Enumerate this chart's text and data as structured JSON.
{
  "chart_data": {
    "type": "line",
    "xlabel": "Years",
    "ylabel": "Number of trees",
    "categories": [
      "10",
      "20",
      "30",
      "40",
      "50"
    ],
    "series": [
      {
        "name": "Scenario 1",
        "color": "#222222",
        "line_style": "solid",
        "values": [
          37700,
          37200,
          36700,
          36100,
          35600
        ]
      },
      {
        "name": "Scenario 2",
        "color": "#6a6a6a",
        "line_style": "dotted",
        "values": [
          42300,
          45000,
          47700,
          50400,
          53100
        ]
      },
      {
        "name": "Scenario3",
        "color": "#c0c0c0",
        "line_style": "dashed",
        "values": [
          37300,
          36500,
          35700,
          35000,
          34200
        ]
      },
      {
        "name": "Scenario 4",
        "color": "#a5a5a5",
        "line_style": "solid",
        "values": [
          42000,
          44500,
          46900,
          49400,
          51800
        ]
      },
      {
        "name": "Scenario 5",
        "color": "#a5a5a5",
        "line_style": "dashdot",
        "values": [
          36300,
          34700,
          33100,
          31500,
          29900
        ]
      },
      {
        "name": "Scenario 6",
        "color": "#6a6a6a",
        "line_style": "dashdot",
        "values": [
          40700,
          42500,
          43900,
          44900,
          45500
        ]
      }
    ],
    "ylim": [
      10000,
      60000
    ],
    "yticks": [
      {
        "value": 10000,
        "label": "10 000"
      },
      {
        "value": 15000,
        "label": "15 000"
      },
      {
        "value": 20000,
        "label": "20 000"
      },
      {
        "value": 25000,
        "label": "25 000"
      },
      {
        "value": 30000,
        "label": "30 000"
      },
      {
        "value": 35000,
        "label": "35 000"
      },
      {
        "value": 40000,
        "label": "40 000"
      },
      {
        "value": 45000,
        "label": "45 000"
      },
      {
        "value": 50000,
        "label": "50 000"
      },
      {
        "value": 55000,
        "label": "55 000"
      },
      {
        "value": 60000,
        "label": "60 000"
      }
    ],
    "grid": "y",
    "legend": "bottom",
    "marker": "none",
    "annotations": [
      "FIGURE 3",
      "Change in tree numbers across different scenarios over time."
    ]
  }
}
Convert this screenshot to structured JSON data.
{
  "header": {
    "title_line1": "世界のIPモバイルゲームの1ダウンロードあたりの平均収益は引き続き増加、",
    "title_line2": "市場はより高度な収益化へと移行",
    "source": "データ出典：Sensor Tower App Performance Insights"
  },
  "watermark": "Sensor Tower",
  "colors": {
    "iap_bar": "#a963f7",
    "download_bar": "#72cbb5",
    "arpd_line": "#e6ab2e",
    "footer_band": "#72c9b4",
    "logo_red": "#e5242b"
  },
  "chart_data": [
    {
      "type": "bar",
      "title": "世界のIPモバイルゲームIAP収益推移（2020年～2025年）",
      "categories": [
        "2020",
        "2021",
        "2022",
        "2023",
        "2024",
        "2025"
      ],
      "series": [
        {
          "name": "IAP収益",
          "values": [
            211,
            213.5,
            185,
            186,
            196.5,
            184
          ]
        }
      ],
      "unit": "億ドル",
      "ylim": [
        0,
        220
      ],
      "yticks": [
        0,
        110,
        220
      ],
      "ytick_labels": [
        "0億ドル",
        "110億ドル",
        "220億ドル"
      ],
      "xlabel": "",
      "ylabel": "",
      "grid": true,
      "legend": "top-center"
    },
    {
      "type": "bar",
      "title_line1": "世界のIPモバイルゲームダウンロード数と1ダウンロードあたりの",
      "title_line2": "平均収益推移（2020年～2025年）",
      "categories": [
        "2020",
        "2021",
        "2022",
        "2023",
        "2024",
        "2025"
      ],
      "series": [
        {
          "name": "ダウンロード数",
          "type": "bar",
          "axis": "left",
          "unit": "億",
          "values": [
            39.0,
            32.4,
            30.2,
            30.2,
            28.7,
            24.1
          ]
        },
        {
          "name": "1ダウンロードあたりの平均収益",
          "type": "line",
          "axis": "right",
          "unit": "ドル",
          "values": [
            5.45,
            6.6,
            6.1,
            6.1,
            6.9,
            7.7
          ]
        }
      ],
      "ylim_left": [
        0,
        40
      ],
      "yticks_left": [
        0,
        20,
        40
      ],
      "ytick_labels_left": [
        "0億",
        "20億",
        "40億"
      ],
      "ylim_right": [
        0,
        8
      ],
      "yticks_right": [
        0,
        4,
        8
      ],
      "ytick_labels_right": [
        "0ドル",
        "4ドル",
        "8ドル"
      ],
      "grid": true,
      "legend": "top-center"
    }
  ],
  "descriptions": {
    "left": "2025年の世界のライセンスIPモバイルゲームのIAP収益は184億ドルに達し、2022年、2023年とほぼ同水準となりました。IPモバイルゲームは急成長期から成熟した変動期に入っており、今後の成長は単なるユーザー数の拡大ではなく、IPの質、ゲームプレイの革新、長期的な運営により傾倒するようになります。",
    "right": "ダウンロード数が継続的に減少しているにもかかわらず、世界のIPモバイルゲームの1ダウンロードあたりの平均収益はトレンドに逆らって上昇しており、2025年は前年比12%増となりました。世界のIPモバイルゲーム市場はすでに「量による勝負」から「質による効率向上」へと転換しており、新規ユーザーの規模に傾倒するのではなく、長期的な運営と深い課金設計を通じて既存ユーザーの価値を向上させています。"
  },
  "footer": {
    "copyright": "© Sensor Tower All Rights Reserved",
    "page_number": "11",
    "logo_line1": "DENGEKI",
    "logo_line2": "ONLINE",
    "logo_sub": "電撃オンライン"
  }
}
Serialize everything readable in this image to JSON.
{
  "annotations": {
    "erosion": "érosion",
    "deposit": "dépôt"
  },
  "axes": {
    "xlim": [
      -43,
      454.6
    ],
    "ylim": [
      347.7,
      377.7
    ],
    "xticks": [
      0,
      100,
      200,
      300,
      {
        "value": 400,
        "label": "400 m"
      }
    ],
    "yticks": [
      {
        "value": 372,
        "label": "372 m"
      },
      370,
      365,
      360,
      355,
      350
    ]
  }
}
● ● ●
*TASK PROMPT*.
Transcribe every record above exactly as it appears.

*ANSWER TO THIS TASK*.
Enumerate this chart's text and data as structured JSON.
{
  "chart_data": {
    "type": "line",
    "xlabel": "Years",
    "ylabel": "Number of trees",
    "categories": [
      "10",
      "20",
      "30",
      "40",
      "50"
    ],
    "series": [
      {
        "name": "Scenario 1",
        "color": "#222222",
        "line_style": "solid",
        "values": [
          37700,
          37200,
          36700,
          36100,
          35600
        ]
      },
      {
        "name": "Scenario 2",
        "color": "#6a6a6a",
        "line_style": "dotted",
        "values": [
          42300,
          45000,
          47700,
          50400,
          53100
        ]
      },
      {
        "name": "Scenario3",
        "color": "#c0c0c0",
        "line_style": "dashed",
        "values": [
          37300,
          36500,
          35700,
          35000,
          34200
        ]
      },
      {
        "name": "Scenario 4",
        "color": "#a5a5a5",
        "line_style": "solid",
        "values": [
          42000,
          44500,
          46900,
          49400,
          51800
        ]
      },
      {
        "name": "Scenario 5",
        "color": "#a5a5a5",
        "line_style": "dashdot",
        "values": [
          36300,
          34700,
          33100,
          31500,
          29900
        ]
      },
      {
        "name": "Scenario 6",
        "color": "#6a6a6a",
        "line_style": "dashdot",
        "values": [
          40700,
          42500,
          43900,
          44900,
          45500
        ]
      }
    ],
    "ylim": [
      10000,
      60000
    ],
    "yticks": [
      {
        "value": 10000,
        "label": "10 000"
      },
      {
        "value": 15000,
        "label": "15 000"
      },
      {
        "value": 20000,
        "label": "20 000"
      },
      {
        "value": 25000,
        "label": "25 000"
      },
      {
        "value": 30000,
        "label": "30 000"
      },
      {
        "value": 35000,
        "label": "35 000"
      },
      {
        "value": 40000,
        "label": "40 000"
      },
      {
        "value": 45000,
        "label": "45 000"
      },
      {
        "value": 50000,
        "label": "50 000"
      },
      {
        "value": 55000,
        "label": "55 000"
      },
      {
        "value": 60000,
        "label": "60 000"
      }
    ],
    "grid": "y",
    "legend": "bottom",
    "marker": "none",
    "annotations": [
      "FIGURE 3",
      "Change in tree numbers across different scenarios over time."
    ]
  }
}
Convert this screenshot to structured JSON data.
{
  "header": {
    "title_line1": "世界のIPモバイルゲームの1ダウンロードあたりの平均収益は引き続き増加、",
    "title_line2": "市場はより高度な収益化へと移行",
    "source": "データ出典：Sensor Tower App Performance Insights"
  },
  "watermark": "Sensor Tower",
  "colors": {
    "iap_bar": "#a963f7",
    "download_bar": "#72cbb5",
    "arpd_line": "#e6ab2e",
    "footer_band": "#72c9b4",
    "logo_red": "#e5242b"
  },
  "chart_data": [
    {
      "type": "bar",
      "title": "世界のIPモバイルゲームIAP収益推移（2020年～2025年）",
      "categories": [
        "2020",
        "2021",
        "2022",
        "2023",
        "2024",
        "2025"
      ],
      "series": [
        {
          "name": "IAP収益",
          "values": [
            211,
            213.5,
            185,
            186,
            196.5,
            184
          ]
        }
      ],
      "unit": "億ドル",
      "ylim": [
        0,
        220
      ],
      "yticks": [
        0,
        110,
        220
      ],
      "ytick_labels": [
        "0億ドル",
        "110億ドル",
        "220億ドル"
      ],
      "xlabel": "",
      "ylabel": "",
      "grid": true,
      "legend": "top-center"
    },
    {
      "type": "bar",
      "title_line1": "世界のIPモバイルゲームダウンロード数と1ダウンロードあたりの",
      "title_line2": "平均収益推移（2020年～2025年）",
      "categories": [
        "2020",
        "2021",
        "2022",
        "2023",
        "2024",
        "2025"
      ],
      "series": [
        {
          "name": "ダウンロード数",
          "type": "bar",
          "axis": "left",
          "unit": "億",
          "values": [
            39.0,
            32.4,
            30.2,
            30.2,
            28.7,
            24.1
          ]
        },
        {
          "name": "1ダウンロードあたりの平均収益",
          "type": "line",
          "axis": "right",
          "unit": "ドル",
          "values": [
            5.45,
            6.6,
            6.1,
            6.1,
            6.9,
            7.7
          ]
        }
      ],
      "ylim_left": [
        0,
        40
      ],
      "yticks_left": [
        0,
        20,
        40
      ],
      "ytick_labels_left": [
        "0億",
        "20億",
        "40億"
      ],
      "ylim_right": [
        0,
        8
      ],
      "yticks_right": [
        0,
        4,
        8
      ],
      "ytick_labels_right": [
        "0ドル",
        "4ドル",
        "8ドル"
      ],
      "grid": true,
      "legend": "top-center"
    }
  ],
  "descriptions": {
    "left": "2025年の世界のライセンスIPモバイルゲームのIAP収益は184億ドルに達し、2022年、2023年とほぼ同水準となりました。IPモバイルゲームは急成長期から成熟した変動期に入っており、今後の成長は単なるユーザー数の拡大ではなく、IPの質、ゲームプレイの革新、長期的な運営により傾倒するようになります。",
    "right": "ダウンロード数が継続的に減少しているにもかかわらず、世界のIPモバイルゲームの1ダウンロードあたりの平均収益はトレンドに逆らって上昇しており、2025年は前年比12%増となりました。世界のIPモバイルゲーム市場はすでに「量による勝負」から「質による効率向上」へと転換しており、新規ユーザーの規模に傾倒するのではなく、長期的な運営と深い課金設計を通じて既存ユーザーの価値を向上させています。"
  },
  "footer": {
    "copyright": "© Sensor Tower All Rights Reserved",
    "page_number": "11",
    "logo_line1": "DENGEKI",
    "logo_line2": "ONLINE",
    "logo_sub": "電撃オンライン"
  }
}
Serialize everything readable in this image to JSON.
{
  "annotations": {
    "erosion": "érosion",
    "deposit": "dépôt"
  },
  "axes": {
    "xlim": [
      -43,
      454.6
    ],
    "ylim": [
      347.7,
      377.7
    ],
    "xticks": [
      0,
      100,
      200,
      300,
      {
        "value": 400,
        "label": "400 m"
      }
    ],
    "yticks": [
      {
        "value": 372,
        "label": "372 m"
      },
      370,
      365,
      360,
      355,
      350
    ]
  }
}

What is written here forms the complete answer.